— Start of EXERCISE INPUT —

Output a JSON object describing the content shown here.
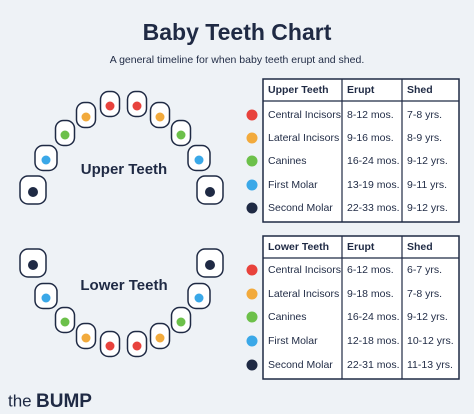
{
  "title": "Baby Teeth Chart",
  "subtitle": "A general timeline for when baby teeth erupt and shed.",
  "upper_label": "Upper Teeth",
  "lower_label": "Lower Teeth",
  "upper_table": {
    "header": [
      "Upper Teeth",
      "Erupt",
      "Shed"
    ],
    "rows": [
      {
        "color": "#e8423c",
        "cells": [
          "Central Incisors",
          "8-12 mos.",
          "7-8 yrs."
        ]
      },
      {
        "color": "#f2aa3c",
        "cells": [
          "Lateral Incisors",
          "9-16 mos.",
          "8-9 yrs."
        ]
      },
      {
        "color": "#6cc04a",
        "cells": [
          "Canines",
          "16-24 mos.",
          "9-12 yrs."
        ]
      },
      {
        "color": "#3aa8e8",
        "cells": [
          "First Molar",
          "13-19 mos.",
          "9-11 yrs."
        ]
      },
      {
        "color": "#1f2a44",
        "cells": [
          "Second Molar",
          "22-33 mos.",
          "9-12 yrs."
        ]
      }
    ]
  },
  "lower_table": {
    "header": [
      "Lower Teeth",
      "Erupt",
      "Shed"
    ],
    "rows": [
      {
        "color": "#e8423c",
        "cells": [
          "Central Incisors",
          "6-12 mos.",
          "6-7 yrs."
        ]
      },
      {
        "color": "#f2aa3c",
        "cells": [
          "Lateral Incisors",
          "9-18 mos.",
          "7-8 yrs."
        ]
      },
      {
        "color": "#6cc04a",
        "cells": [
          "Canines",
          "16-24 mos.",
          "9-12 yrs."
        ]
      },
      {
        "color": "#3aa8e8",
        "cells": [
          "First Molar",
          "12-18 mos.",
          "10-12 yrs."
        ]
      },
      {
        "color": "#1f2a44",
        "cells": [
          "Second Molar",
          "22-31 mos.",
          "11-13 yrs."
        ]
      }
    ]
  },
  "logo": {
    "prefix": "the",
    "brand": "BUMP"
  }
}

— End of EXERCISE INPUT —

* YOUR INSTRUCTIONS
Retype the entries word for word. Omit any images.

* FINAL ANSWER
Output a JSON object describing the content shown here.
{
  "title": "Baby Teeth Chart",
  "subtitle": "A general timeline for when baby teeth erupt and shed.",
  "upper_label": "Upper Teeth",
  "lower_label": "Lower Teeth",
  "upper_table": {
    "header": [
      "Upper Teeth",
      "Erupt",
      "Shed"
    ],
    "rows": [
      {
        "color": "#e8423c",
        "cells": [
          "Central Incisors",
          "8-12 mos.",
          "7-8 yrs."
        ]
      },
      {
        "color": "#f2aa3c",
        "cells": [
          "Lateral Incisors",
          "9-16 mos.",
          "8-9 yrs."
        ]
      },
      {
        "color": "#6cc04a",
        "cells": [
          "Canines",
          "16-24 mos.",
          "9-12 yrs."
        ]
      },
      {
        "color": "#3aa8e8",
        "cells": [
          "First Molar",
          "13-19 mos.",
          "9-11 yrs."
        ]
      },
      {
        "color": "#1f2a44",
        "cells": [
          "Second Molar",
          "22-33 mos.",
          "9-12 yrs."
        ]
      }
    ]
  },
  "lower_table": {
    "header": [
      "Lower Teeth",
      "Erupt",
      "Shed"
    ],
    "rows": [
      {
        "color": "#e8423c",
        "cells": [
          "Central Incisors",
          "6-12 mos.",
          "6-7 yrs."
        ]
      },
      {
        "color": "#f2aa3c",
        "cells": [
          "Lateral Incisors",
          "9-18 mos.",
          "7-8 yrs."
        ]
      },
      {
        "color": "#6cc04a",
        "cells": [
          "Canines",
          "16-24 mos.",
          "9-12 yrs."
        ]
      },
      {
        "color": "#3aa8e8",
        "cells": [
          "First Molar",
          "12-18 mos.",
          "10-12 yrs."
        ]
      },
      {
        "color": "#1f2a44",
        "cells": [
          "Second Molar",
          "22-31 mos.",
          "11-13 yrs."
        ]
      }
    ]
  },
  "logo": {
    "prefix": "the",
    "brand": "BUMP"
  }
}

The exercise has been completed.